## Extracted data entries
— Start —
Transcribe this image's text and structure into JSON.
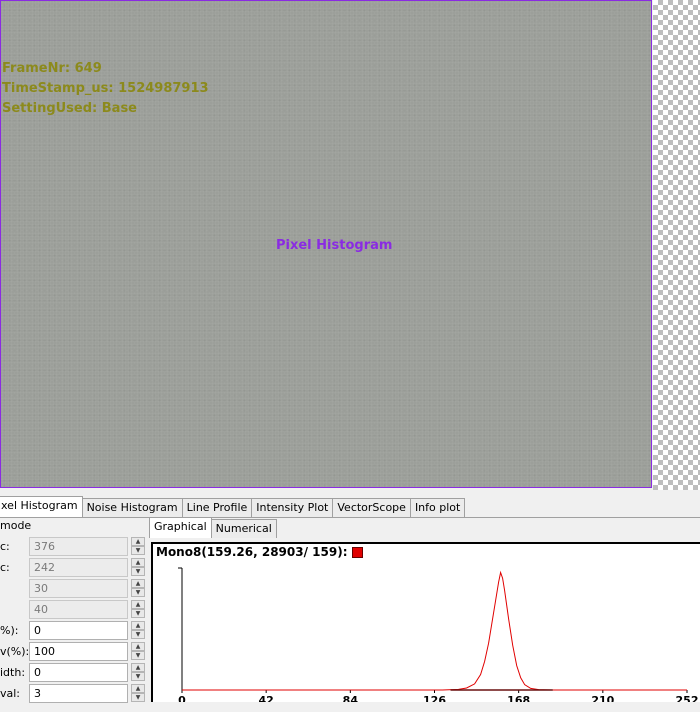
{
  "overlay": {
    "frame": "FrameNr: 649",
    "timestamp": "TimeStamp_us: 1524987913",
    "setting": "SettingUsed: Base",
    "title": "Pixel Histogram"
  },
  "tabs": [
    "xel Histogram",
    "Noise Histogram",
    "Line Profile",
    "Intensity Plot",
    "VectorScope",
    "Info plot"
  ],
  "settings": {
    "mode_label": "mode",
    "rows": [
      {
        "label": "c:",
        "value": "376",
        "disabled": true
      },
      {
        "label": "c:",
        "value": "242",
        "disabled": true
      },
      {
        "label": "",
        "value": "30",
        "disabled": true
      },
      {
        "label": "",
        "value": "40",
        "disabled": true
      },
      {
        "label": "%):",
        "value": "0",
        "disabled": false
      },
      {
        "label": "v(%):",
        "value": "100",
        "disabled": false
      },
      {
        "label": "idth:",
        "value": "0",
        "disabled": false
      },
      {
        "label": "val:",
        "value": "3",
        "disabled": false
      }
    ]
  },
  "subtabs": [
    "Graphical",
    "Numerical"
  ],
  "graph": {
    "title": "Mono8(159.26, 28903/  159):",
    "series_color": "#e00000"
  },
  "chart_data": {
    "type": "line",
    "title": "Mono8(159.26, 28903/  159):",
    "xlabel": "",
    "ylabel": "",
    "xlim": [
      0,
      252
    ],
    "ylim": [
      0,
      30000
    ],
    "xticks": [
      0,
      42,
      84,
      126,
      168,
      210,
      252
    ],
    "series": [
      {
        "x": [
          0,
          130,
          138,
          142,
          146,
          149,
          151,
          153,
          155,
          157,
          158,
          159,
          160,
          161,
          163,
          165,
          167,
          169,
          171,
          174,
          178,
          185,
          252
        ],
        "y": [
          0,
          0,
          150,
          500,
          1500,
          3800,
          7000,
          11500,
          17500,
          23500,
          26500,
          28903,
          27500,
          24500,
          17500,
          11000,
          6000,
          3000,
          1300,
          400,
          100,
          0,
          0
        ]
      }
    ]
  }
}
— End —
## What the task asks
Retype everything in the material word for word, minus pictures.

## Output for this exercise
Transcribe this image's text and structure into JSON.
{
  "overlay": {
    "frame": "FrameNr: 649",
    "timestamp": "TimeStamp_us: 1524987913",
    "setting": "SettingUsed: Base",
    "title": "Pixel Histogram"
  },
  "tabs": [
    "xel Histogram",
    "Noise Histogram",
    "Line Profile",
    "Intensity Plot",
    "VectorScope",
    "Info plot"
  ],
  "settings": {
    "mode_label": "mode",
    "rows": [
      {
        "label": "c:",
        "value": "376",
        "disabled": true
      },
      {
        "label": "c:",
        "value": "242",
        "disabled": true
      },
      {
        "label": "",
        "value": "30",
        "disabled": true
      },
      {
        "label": "",
        "value": "40",
        "disabled": true
      },
      {
        "label": "%):",
        "value": "0",
        "disabled": false
      },
      {
        "label": "v(%):",
        "value": "100",
        "disabled": false
      },
      {
        "label": "idth:",
        "value": "0",
        "disabled": false
      },
      {
        "label": "val:",
        "value": "3",
        "disabled": false
      }
    ]
  },
  "subtabs": [
    "Graphical",
    "Numerical"
  ],
  "graph": {
    "title": "Mono8(159.26, 28903/  159):",
    "series_color": "#e00000"
  },
  "chart_data": {
    "type": "line",
    "title": "Mono8(159.26, 28903/  159):",
    "xlabel": "",
    "ylabel": "",
    "xlim": [
      0,
      252
    ],
    "ylim": [
      0,
      30000
    ],
    "xticks": [
      0,
      42,
      84,
      126,
      168,
      210,
      252
    ],
    "series": [
      {
        "x": [
          0,
          130,
          138,
          142,
          146,
          149,
          151,
          153,
          155,
          157,
          158,
          159,
          160,
          161,
          163,
          165,
          167,
          169,
          171,
          174,
          178,
          185,
          252
        ],
        "y": [
          0,
          0,
          150,
          500,
          1500,
          3800,
          7000,
          11500,
          17500,
          23500,
          26500,
          28903,
          27500,
          24500,
          17500,
          11000,
          6000,
          3000,
          1300,
          400,
          100,
          0,
          0
        ]
      }
    ]
  }
}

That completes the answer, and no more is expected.